• [Your instructions]:
Pick out each line in these entries that contains the string "text".

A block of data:
<<<<
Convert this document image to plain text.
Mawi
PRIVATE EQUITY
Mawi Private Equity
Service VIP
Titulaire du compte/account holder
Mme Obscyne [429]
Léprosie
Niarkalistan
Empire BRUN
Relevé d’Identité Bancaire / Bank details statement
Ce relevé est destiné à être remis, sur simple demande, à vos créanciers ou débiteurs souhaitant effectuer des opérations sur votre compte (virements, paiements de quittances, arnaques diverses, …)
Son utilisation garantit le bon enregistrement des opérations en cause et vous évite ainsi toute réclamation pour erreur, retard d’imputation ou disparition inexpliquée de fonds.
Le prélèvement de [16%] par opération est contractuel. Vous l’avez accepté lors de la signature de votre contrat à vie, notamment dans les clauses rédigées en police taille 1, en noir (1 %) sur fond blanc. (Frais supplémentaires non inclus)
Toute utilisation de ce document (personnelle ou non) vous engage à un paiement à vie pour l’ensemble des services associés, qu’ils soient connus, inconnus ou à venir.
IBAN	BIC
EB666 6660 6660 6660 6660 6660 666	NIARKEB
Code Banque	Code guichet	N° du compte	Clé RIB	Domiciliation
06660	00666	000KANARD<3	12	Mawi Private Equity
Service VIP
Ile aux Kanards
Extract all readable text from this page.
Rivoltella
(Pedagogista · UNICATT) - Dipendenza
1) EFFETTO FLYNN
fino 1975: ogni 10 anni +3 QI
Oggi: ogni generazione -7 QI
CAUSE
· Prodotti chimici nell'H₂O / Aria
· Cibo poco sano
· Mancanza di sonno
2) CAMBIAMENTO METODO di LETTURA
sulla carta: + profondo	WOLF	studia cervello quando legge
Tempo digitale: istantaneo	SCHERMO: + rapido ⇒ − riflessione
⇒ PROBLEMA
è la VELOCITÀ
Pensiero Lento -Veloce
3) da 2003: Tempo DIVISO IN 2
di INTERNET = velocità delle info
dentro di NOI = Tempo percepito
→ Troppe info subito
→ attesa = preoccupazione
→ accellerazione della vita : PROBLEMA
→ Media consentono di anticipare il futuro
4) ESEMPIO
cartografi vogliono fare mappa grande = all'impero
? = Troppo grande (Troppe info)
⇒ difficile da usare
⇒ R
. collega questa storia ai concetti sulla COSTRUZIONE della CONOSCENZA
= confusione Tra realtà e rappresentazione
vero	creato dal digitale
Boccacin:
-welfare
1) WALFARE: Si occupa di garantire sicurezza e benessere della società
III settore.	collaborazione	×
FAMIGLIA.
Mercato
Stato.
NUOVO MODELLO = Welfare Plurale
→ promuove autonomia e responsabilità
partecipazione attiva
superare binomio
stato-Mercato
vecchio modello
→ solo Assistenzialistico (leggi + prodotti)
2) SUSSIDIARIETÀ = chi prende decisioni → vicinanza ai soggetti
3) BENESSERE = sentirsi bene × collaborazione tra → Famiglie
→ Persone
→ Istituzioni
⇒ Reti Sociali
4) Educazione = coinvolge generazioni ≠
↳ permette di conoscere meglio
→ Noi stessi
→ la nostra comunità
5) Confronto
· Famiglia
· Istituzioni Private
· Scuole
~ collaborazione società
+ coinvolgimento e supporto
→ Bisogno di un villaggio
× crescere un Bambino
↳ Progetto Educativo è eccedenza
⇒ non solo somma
>>>>
• [Result]:
Convert this document image to plain text.
Extract all readable text from this page.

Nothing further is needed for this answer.